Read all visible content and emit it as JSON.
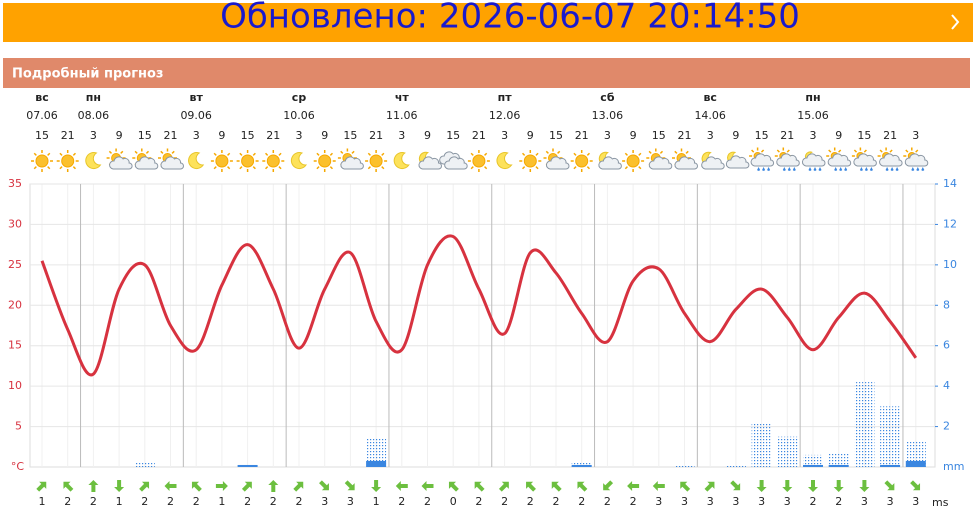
{
  "banner": {
    "text": "Обновлено: 2026-06-07 20:14:50"
  },
  "section_title": "Подробный прогноз",
  "chart_data": {
    "type": "line",
    "categories": [
      "15",
      "21",
      "3",
      "9",
      "15",
      "21",
      "3",
      "9",
      "15",
      "21",
      "3",
      "9",
      "15",
      "21",
      "3",
      "9",
      "15",
      "21",
      "3",
      "9",
      "15",
      "21",
      "3",
      "9",
      "15",
      "21",
      "3",
      "9",
      "15",
      "21",
      "3",
      "9",
      "15",
      "21",
      "3"
    ],
    "weekdays": [
      "вс",
      null,
      "пн",
      null,
      null,
      null,
      "вт",
      null,
      null,
      null,
      "ср",
      null,
      null,
      null,
      "чт",
      null,
      null,
      null,
      "пт",
      null,
      null,
      null,
      "сб",
      null,
      null,
      null,
      "вс",
      null,
      null,
      null,
      "пн",
      null,
      null,
      null,
      null
    ],
    "dates": [
      "07.06",
      null,
      "08.06",
      null,
      null,
      null,
      "09.06",
      null,
      null,
      null,
      "10.06",
      null,
      null,
      null,
      "11.06",
      null,
      null,
      null,
      "12.06",
      null,
      null,
      null,
      "13.06",
      null,
      null,
      null,
      "14.06",
      null,
      null,
      null,
      "15.06",
      null,
      null,
      null,
      null
    ],
    "conditions": [
      "sun",
      "sun",
      "moon",
      "partly",
      "partly",
      "partly",
      "moon",
      "sun",
      "sun",
      "sun",
      "moon",
      "sun",
      "partly",
      "sun",
      "moon",
      "cloud-night",
      "cloud",
      "sun",
      "moon",
      "sun",
      "partly",
      "sun",
      "cloud-night",
      "sun",
      "partly",
      "partly",
      "cloud-night",
      "partly-night",
      "rain",
      "rain",
      "rain-night",
      "rain",
      "rain",
      "rain",
      "rain"
    ],
    "series": [
      {
        "color": "#d7323f",
        "values": [
          25.5,
          17,
          11.5,
          22,
          25,
          17.5,
          14.5,
          22.5,
          27.5,
          22,
          14.7,
          22,
          26.5,
          18,
          14.5,
          25,
          28.5,
          22,
          16.5,
          26.5,
          24,
          19,
          15.5,
          23,
          24.5,
          19,
          15.5,
          19.5,
          22,
          18.5,
          14.5,
          18.5,
          21.5,
          18,
          13.5
        ]
      },
      {
        "color": "#3a86e0",
        "axis": "y2",
        "style": "dotted",
        "values": [
          0,
          0,
          0,
          0,
          0.2,
          0,
          0,
          0,
          0,
          0,
          0,
          0,
          0,
          1.4,
          0,
          0,
          0,
          0,
          0,
          0,
          0,
          0.2,
          0,
          0,
          0,
          0.1,
          0,
          0.1,
          2.2,
          1.5,
          0.6,
          0.7,
          4.2,
          3.0,
          1.3
        ]
      },
      {
        "color": "#3a86e0",
        "axis": "y2",
        "style": "solid",
        "values": [
          0,
          0,
          0,
          0,
          0,
          0,
          0,
          0,
          0.1,
          0,
          0,
          0,
          0,
          0.3,
          0,
          0,
          0,
          0,
          0,
          0,
          0,
          0.1,
          0,
          0,
          0,
          0,
          0,
          0,
          0,
          0,
          0.1,
          0.1,
          0,
          0.1,
          0.3
        ]
      }
    ],
    "ylim": [
      0,
      35
    ],
    "yticks": [
      5,
      10,
      15,
      20,
      25,
      30,
      35
    ],
    "y_unit": "°C",
    "y2lim": [
      0,
      14
    ],
    "y2ticks": [
      2,
      4,
      6,
      8,
      10,
      12,
      14
    ],
    "y2_unit": "mm",
    "wind_speed": [
      1,
      2,
      2,
      1,
      2,
      2,
      2,
      1,
      2,
      2,
      2,
      3,
      3,
      1,
      2,
      2,
      0,
      2,
      2,
      2,
      2,
      2,
      2,
      2,
      3,
      3,
      3,
      3,
      3,
      3,
      2,
      2,
      3,
      3,
      3
    ],
    "wind_direction": [
      45,
      315,
      0,
      180,
      45,
      270,
      315,
      90,
      45,
      0,
      45,
      135,
      135,
      180,
      270,
      270,
      315,
      315,
      45,
      315,
      315,
      315,
      225,
      270,
      270,
      315,
      45,
      135,
      180,
      180,
      180,
      180,
      180,
      135,
      135
    ],
    "wind_unit": "ms",
    "wind_color": "#6cbf3f"
  }
}
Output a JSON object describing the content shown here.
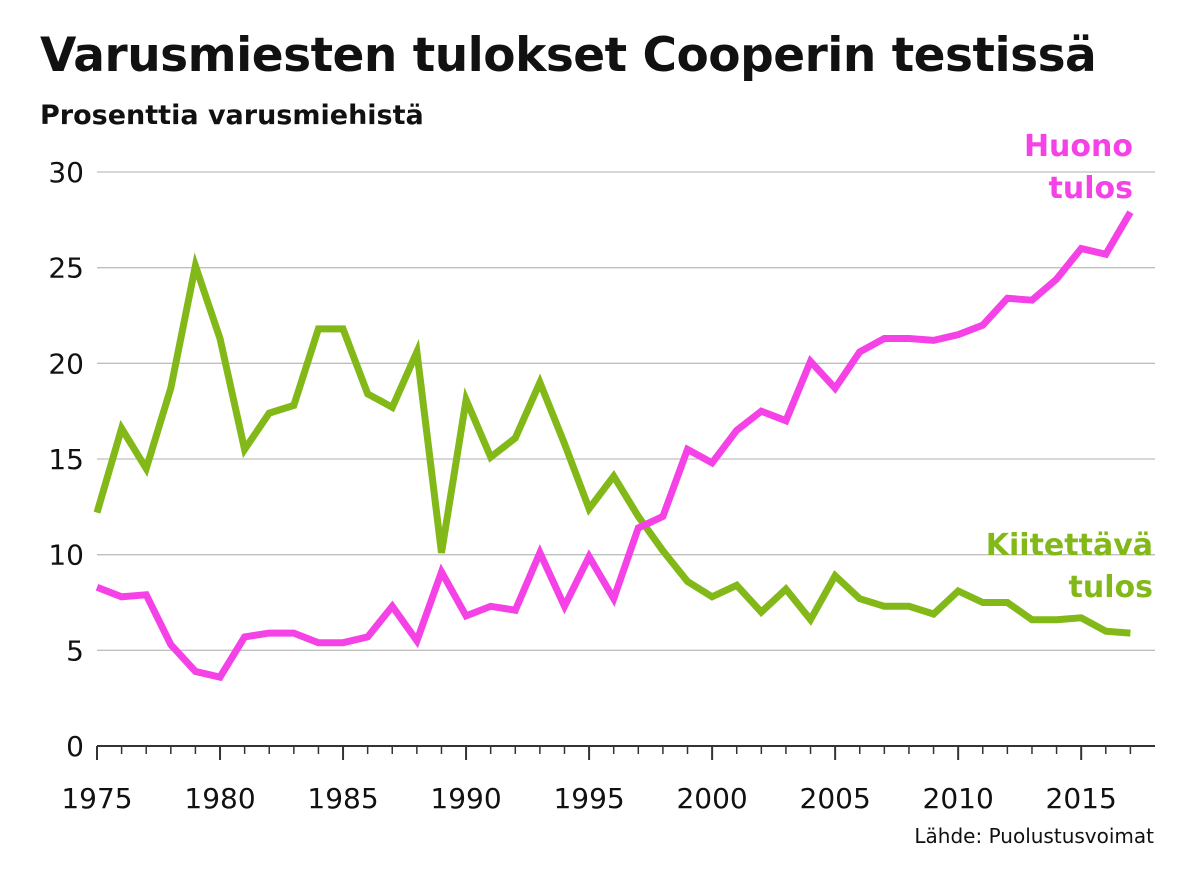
{
  "title": "Varusmiesten tulokset Cooperin testissä",
  "subtitle": "Prosenttia varusmiehistä",
  "source": "Lähde: Puolustusvoimat",
  "colors": {
    "huono": "#f542e6",
    "kiitettava": "#82b817",
    "grid": "#bfbfbf",
    "axis": "#333333"
  },
  "chart_data": {
    "type": "line",
    "title": "Varusmiesten tulokset Cooperin testissä",
    "ylabel": "Prosenttia varusmiehistä",
    "xlabel": "",
    "xlim": [
      1975,
      2018
    ],
    "ylim": [
      0,
      30
    ],
    "yticks": [
      0,
      5,
      10,
      15,
      20,
      25,
      30
    ],
    "xticks": [
      1975,
      1980,
      1985,
      1990,
      1995,
      2000,
      2005,
      2010,
      2015
    ],
    "grid": true,
    "x": [
      1975,
      1976,
      1977,
      1978,
      1979,
      1980,
      1981,
      1982,
      1983,
      1984,
      1985,
      1986,
      1987,
      1988,
      1989,
      1990,
      1991,
      1992,
      1993,
      1994,
      1995,
      1996,
      1997,
      1998,
      1999,
      2000,
      2001,
      2002,
      2003,
      2004,
      2005,
      2006,
      2007,
      2008,
      2009,
      2010,
      2011,
      2012,
      2013,
      2014,
      2015,
      2016,
      2017
    ],
    "series": [
      {
        "name": "Huono tulos",
        "label_lines": [
          "Huono",
          "tulos"
        ],
        "color": "#f542e6",
        "values": [
          8.3,
          7.8,
          7.9,
          5.3,
          3.9,
          3.6,
          5.7,
          5.9,
          5.9,
          5.4,
          5.4,
          5.7,
          7.3,
          5.5,
          9.1,
          6.8,
          7.3,
          7.1,
          10.1,
          7.3,
          9.9,
          7.7,
          11.4,
          12.0,
          15.5,
          14.8,
          16.5,
          17.5,
          17.0,
          20.1,
          18.7,
          20.6,
          21.3,
          21.3,
          21.2,
          21.5,
          22.0,
          23.4,
          23.3,
          24.4,
          26.0,
          25.7,
          27.9
        ]
      },
      {
        "name": "Kiitettävä tulos",
        "label_lines": [
          "Kiitettävä",
          "tulos"
        ],
        "color": "#82b817",
        "values": [
          12.2,
          16.6,
          14.5,
          18.7,
          25.1,
          21.3,
          15.5,
          17.4,
          17.8,
          21.8,
          21.8,
          18.4,
          17.7,
          20.6,
          10.1,
          18.1,
          15.1,
          16.1,
          19.0,
          15.8,
          12.4,
          14.1,
          12.0,
          10.2,
          8.6,
          7.8,
          8.4,
          7.0,
          8.2,
          6.6,
          8.9,
          7.7,
          7.3,
          7.3,
          6.9,
          8.1,
          7.5,
          7.5,
          6.6,
          6.6,
          6.7,
          6.0,
          5.9
        ]
      }
    ]
  }
}
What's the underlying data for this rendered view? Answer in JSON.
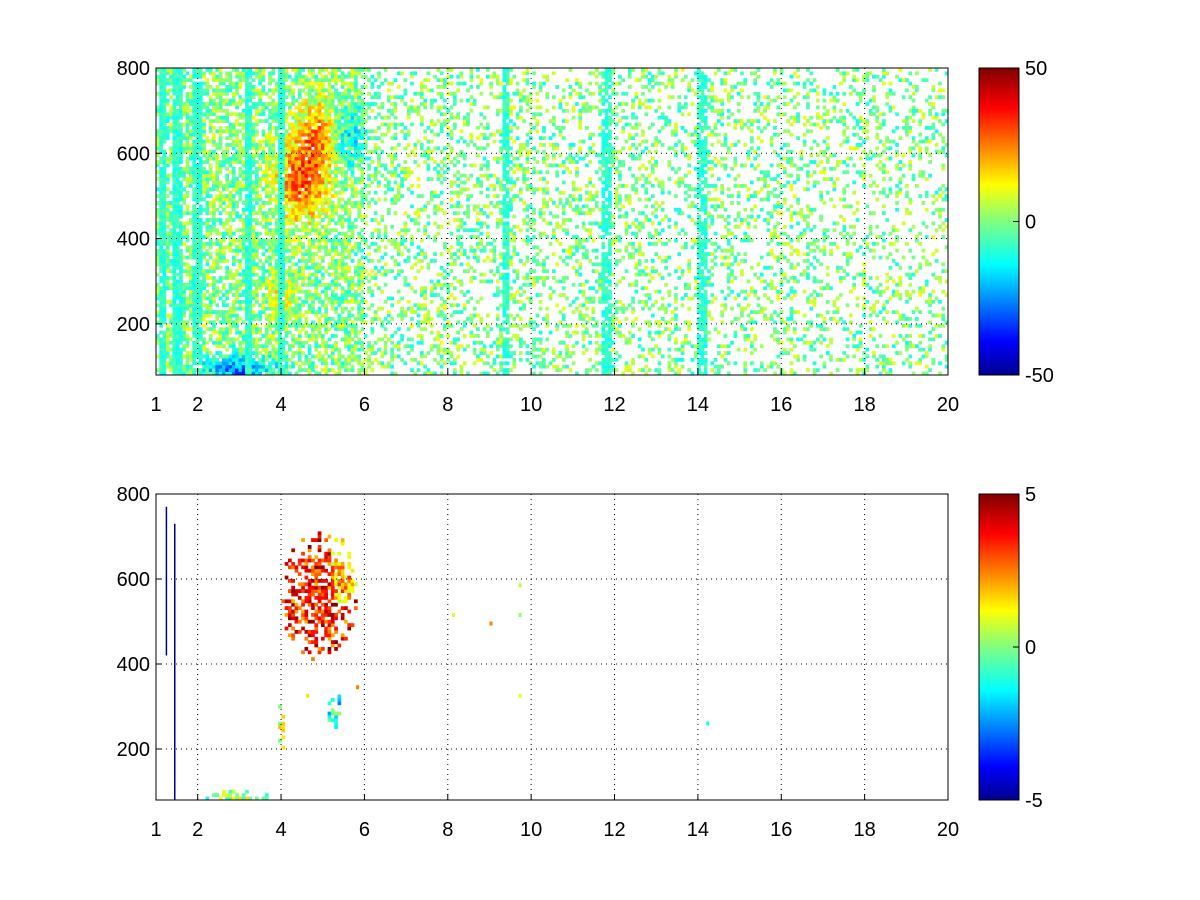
{
  "chart_data": [
    {
      "type": "heatmap",
      "title": "",
      "xlabel": "",
      "ylabel": "",
      "xlim": [
        1,
        20
      ],
      "ylim": [
        80,
        800
      ],
      "grid": true,
      "grid_style": "dotted",
      "colormap": "jet",
      "x_ticks": [
        1,
        2,
        4,
        6,
        8,
        10,
        12,
        14,
        16,
        18,
        20
      ],
      "y_ticks": [
        200,
        400,
        600,
        800
      ],
      "colorbar": {
        "range": [
          -50,
          50
        ],
        "ticks": [
          50,
          0,
          -50
        ],
        "placement": "right"
      },
      "dense_columns": [
        1.15,
        1.5,
        2.0,
        3.2,
        4.0,
        9.4,
        11.8,
        14.1
      ],
      "hotspots": [
        {
          "x": 4.5,
          "y": 540,
          "value": 28,
          "rx": 0.45,
          "ry": 70
        },
        {
          "x": 4.9,
          "y": 650,
          "value": 20,
          "rx": 0.3,
          "ry": 60
        },
        {
          "x": 5.6,
          "y": 640,
          "value": -12,
          "rx": 0.35,
          "ry": 50
        },
        {
          "x": 3.0,
          "y": 90,
          "value": -25,
          "rx": 0.6,
          "ry": 25
        },
        {
          "x": 4.0,
          "y": 260,
          "value": 15,
          "rx": 0.2,
          "ry": 40
        }
      ],
      "coverage": "dense, most values between -15 and 15"
    },
    {
      "type": "heatmap",
      "title": "",
      "xlabel": "",
      "ylabel": "",
      "xlim": [
        1,
        20
      ],
      "ylim": [
        80,
        800
      ],
      "grid": true,
      "grid_style": "dotted",
      "colormap": "jet",
      "x_ticks": [
        1,
        2,
        4,
        6,
        8,
        10,
        12,
        14,
        16,
        18,
        20
      ],
      "y_ticks": [
        200,
        400,
        600,
        800
      ],
      "colorbar": {
        "range": [
          -5,
          5
        ],
        "ticks": [
          5,
          0,
          -5
        ],
        "placement": "right"
      },
      "clusters": [
        {
          "x": 4.9,
          "y": 560,
          "value": 3.5,
          "rx": 0.55,
          "ry": 90
        },
        {
          "x": 5.4,
          "y": 600,
          "value": 2.0,
          "rx": 0.25,
          "ry": 60
        },
        {
          "x": 2.9,
          "y": 88,
          "value": 0.3,
          "rx": 0.5,
          "ry": 8
        },
        {
          "x": 4.0,
          "y": 250,
          "value": 0.8,
          "rx": 0.05,
          "ry": 40
        },
        {
          "x": 5.3,
          "y": 290,
          "value": -1.0,
          "rx": 0.1,
          "ry": 30
        }
      ],
      "lines": [
        {
          "x": 1.25,
          "y0": 420,
          "y1": 770,
          "value": -5
        },
        {
          "x": 1.45,
          "y0": 80,
          "y1": 730,
          "value": -5
        }
      ],
      "coverage": "sparse, nonzero mostly in cluster near x=4.5-6, y=450-720"
    }
  ]
}
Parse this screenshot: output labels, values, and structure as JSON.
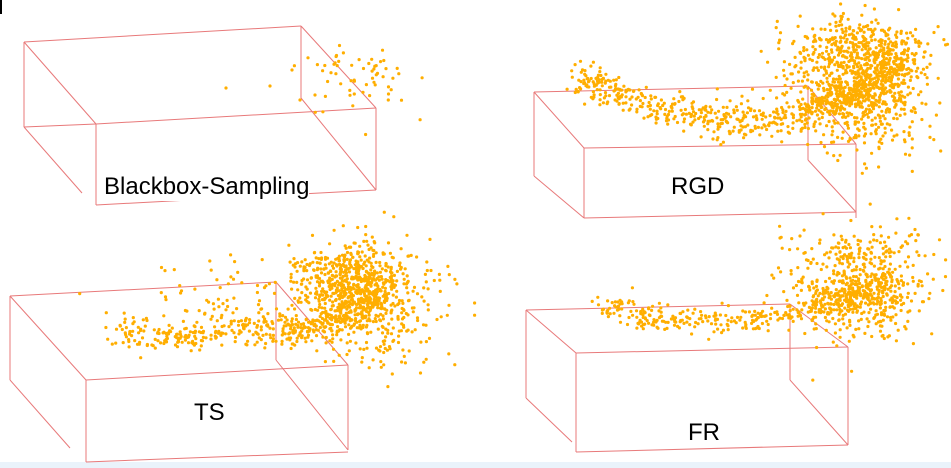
□ □ □
Given exercise: Lines of the listing that contain the word "coverage" are to be counted; report only their number.

Solution: 2